● Data for this task:
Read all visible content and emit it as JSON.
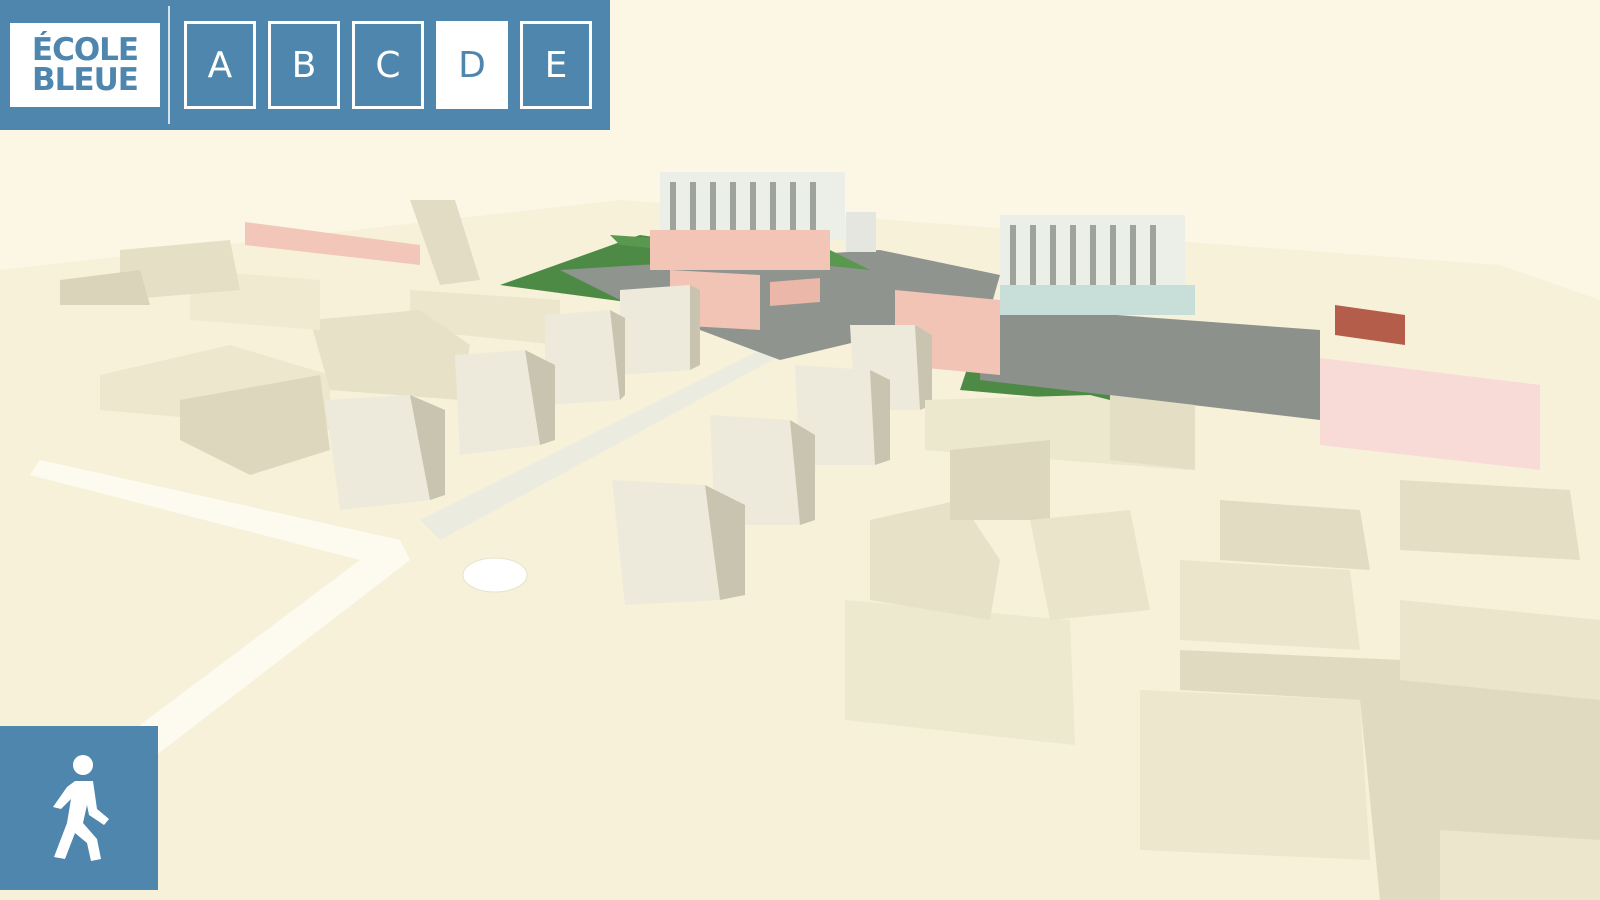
{
  "logo": {
    "line1": "ÉCOLE",
    "line2": "BLEUE"
  },
  "scenarios": [
    {
      "label": "A",
      "active": false
    },
    {
      "label": "B",
      "active": false
    },
    {
      "label": "C",
      "active": false
    },
    {
      "label": "D",
      "active": true
    },
    {
      "label": "E",
      "active": false
    }
  ],
  "walk_button": {
    "icon": "pedestrian-walk-icon"
  },
  "colors": {
    "accent": "#4f86ae",
    "ground": "#fbf7e4",
    "building": "#f1ecd2",
    "building_shade": "#dcd7bd",
    "lawn": "#4d8a45",
    "asphalt": "#8f948f",
    "pink_building": "#f1c4b6"
  }
}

● Required work: Extract every line of the data exactly; pictures stay out.

● Response to this task:
Read all visible content and emit it as JSON.
{
  "logo": {
    "line1": "ÉCOLE",
    "line2": "BLEUE"
  },
  "scenarios": [
    {
      "label": "A",
      "active": false
    },
    {
      "label": "B",
      "active": false
    },
    {
      "label": "C",
      "active": false
    },
    {
      "label": "D",
      "active": true
    },
    {
      "label": "E",
      "active": false
    }
  ],
  "walk_button": {
    "icon": "pedestrian-walk-icon"
  },
  "colors": {
    "accent": "#4f86ae",
    "ground": "#fbf7e4",
    "building": "#f1ecd2",
    "building_shade": "#dcd7bd",
    "lawn": "#4d8a45",
    "asphalt": "#8f948f",
    "pink_building": "#f1c4b6"
  }
}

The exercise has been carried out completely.